Instruction: Quote each record exactly, please, leaving none out.

Recorded data:
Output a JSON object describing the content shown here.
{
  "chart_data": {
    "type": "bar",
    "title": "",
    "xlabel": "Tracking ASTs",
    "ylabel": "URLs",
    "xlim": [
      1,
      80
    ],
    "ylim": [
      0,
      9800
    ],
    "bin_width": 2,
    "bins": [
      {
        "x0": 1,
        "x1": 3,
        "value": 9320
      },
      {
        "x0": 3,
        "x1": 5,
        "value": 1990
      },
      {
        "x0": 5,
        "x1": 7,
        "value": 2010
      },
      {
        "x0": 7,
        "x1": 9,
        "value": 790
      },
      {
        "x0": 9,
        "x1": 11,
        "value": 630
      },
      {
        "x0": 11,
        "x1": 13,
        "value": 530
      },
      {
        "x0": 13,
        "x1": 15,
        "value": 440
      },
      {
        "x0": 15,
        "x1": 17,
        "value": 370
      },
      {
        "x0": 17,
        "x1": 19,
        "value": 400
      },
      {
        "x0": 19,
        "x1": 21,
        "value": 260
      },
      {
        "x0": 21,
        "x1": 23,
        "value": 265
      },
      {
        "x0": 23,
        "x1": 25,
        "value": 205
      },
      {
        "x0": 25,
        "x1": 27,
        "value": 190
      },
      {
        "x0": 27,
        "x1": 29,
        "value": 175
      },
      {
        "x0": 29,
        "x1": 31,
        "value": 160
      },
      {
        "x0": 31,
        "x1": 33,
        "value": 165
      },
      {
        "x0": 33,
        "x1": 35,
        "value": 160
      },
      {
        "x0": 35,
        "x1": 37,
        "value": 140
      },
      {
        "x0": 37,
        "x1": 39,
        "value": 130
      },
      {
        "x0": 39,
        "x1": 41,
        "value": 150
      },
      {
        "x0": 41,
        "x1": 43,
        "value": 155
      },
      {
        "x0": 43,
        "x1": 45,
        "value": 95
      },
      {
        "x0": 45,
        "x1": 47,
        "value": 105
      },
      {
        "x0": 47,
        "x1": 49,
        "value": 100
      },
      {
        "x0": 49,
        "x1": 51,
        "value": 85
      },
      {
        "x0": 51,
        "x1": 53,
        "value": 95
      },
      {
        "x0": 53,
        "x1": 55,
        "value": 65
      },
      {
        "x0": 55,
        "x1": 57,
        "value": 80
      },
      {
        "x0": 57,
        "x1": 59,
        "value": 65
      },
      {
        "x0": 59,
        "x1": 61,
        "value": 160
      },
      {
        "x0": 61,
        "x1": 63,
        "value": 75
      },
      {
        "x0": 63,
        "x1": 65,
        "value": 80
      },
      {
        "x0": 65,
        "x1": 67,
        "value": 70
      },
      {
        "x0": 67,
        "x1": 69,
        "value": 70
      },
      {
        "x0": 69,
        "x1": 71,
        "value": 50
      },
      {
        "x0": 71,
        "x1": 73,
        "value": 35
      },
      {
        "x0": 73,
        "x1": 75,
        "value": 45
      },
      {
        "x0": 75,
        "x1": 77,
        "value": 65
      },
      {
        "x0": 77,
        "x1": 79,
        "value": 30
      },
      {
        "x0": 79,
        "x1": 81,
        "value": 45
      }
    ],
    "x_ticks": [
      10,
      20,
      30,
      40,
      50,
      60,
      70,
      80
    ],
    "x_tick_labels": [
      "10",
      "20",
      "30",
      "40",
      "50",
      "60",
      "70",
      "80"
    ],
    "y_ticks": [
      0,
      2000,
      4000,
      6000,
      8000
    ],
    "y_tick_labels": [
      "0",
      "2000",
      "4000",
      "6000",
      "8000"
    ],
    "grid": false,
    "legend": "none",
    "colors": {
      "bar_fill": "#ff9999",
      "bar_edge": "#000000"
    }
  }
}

Written response:
Output a JSON object describing the content shown here.
{
  "chart_data": {
    "type": "bar",
    "title": "",
    "xlabel": "Tracking ASTs",
    "ylabel": "URLs",
    "xlim": [
      1,
      80
    ],
    "ylim": [
      0,
      9800
    ],
    "bin_width": 2,
    "bins": [
      {
        "x0": 1,
        "x1": 3,
        "value": 9320
      },
      {
        "x0": 3,
        "x1": 5,
        "value": 1990
      },
      {
        "x0": 5,
        "x1": 7,
        "value": 2010
      },
      {
        "x0": 7,
        "x1": 9,
        "value": 790
      },
      {
        "x0": 9,
        "x1": 11,
        "value": 630
      },
      {
        "x0": 11,
        "x1": 13,
        "value": 530
      },
      {
        "x0": 13,
        "x1": 15,
        "value": 440
      },
      {
        "x0": 15,
        "x1": 17,
        "value": 370
      },
      {
        "x0": 17,
        "x1": 19,
        "value": 400
      },
      {
        "x0": 19,
        "x1": 21,
        "value": 260
      },
      {
        "x0": 21,
        "x1": 23,
        "value": 265
      },
      {
        "x0": 23,
        "x1": 25,
        "value": 205
      },
      {
        "x0": 25,
        "x1": 27,
        "value": 190
      },
      {
        "x0": 27,
        "x1": 29,
        "value": 175
      },
      {
        "x0": 29,
        "x1": 31,
        "value": 160
      },
      {
        "x0": 31,
        "x1": 33,
        "value": 165
      },
      {
        "x0": 33,
        "x1": 35,
        "value": 160
      },
      {
        "x0": 35,
        "x1": 37,
        "value": 140
      },
      {
        "x0": 37,
        "x1": 39,
        "value": 130
      },
      {
        "x0": 39,
        "x1": 41,
        "value": 150
      },
      {
        "x0": 41,
        "x1": 43,
        "value": 155
      },
      {
        "x0": 43,
        "x1": 45,
        "value": 95
      },
      {
        "x0": 45,
        "x1": 47,
        "value": 105
      },
      {
        "x0": 47,
        "x1": 49,
        "value": 100
      },
      {
        "x0": 49,
        "x1": 51,
        "value": 85
      },
      {
        "x0": 51,
        "x1": 53,
        "value": 95
      },
      {
        "x0": 53,
        "x1": 55,
        "value": 65
      },
      {
        "x0": 55,
        "x1": 57,
        "value": 80
      },
      {
        "x0": 57,
        "x1": 59,
        "value": 65
      },
      {
        "x0": 59,
        "x1": 61,
        "value": 160
      },
      {
        "x0": 61,
        "x1": 63,
        "value": 75
      },
      {
        "x0": 63,
        "x1": 65,
        "value": 80
      },
      {
        "x0": 65,
        "x1": 67,
        "value": 70
      },
      {
        "x0": 67,
        "x1": 69,
        "value": 70
      },
      {
        "x0": 69,
        "x1": 71,
        "value": 50
      },
      {
        "x0": 71,
        "x1": 73,
        "value": 35
      },
      {
        "x0": 73,
        "x1": 75,
        "value": 45
      },
      {
        "x0": 75,
        "x1": 77,
        "value": 65
      },
      {
        "x0": 77,
        "x1": 79,
        "value": 30
      },
      {
        "x0": 79,
        "x1": 81,
        "value": 45
      }
    ],
    "x_ticks": [
      10,
      20,
      30,
      40,
      50,
      60,
      70,
      80
    ],
    "x_tick_labels": [
      "10",
      "20",
      "30",
      "40",
      "50",
      "60",
      "70",
      "80"
    ],
    "y_ticks": [
      0,
      2000,
      4000,
      6000,
      8000
    ],
    "y_tick_labels": [
      "0",
      "2000",
      "4000",
      "6000",
      "8000"
    ],
    "grid": false,
    "legend": "none",
    "colors": {
      "bar_fill": "#ff9999",
      "bar_edge": "#000000"
    }
  }
}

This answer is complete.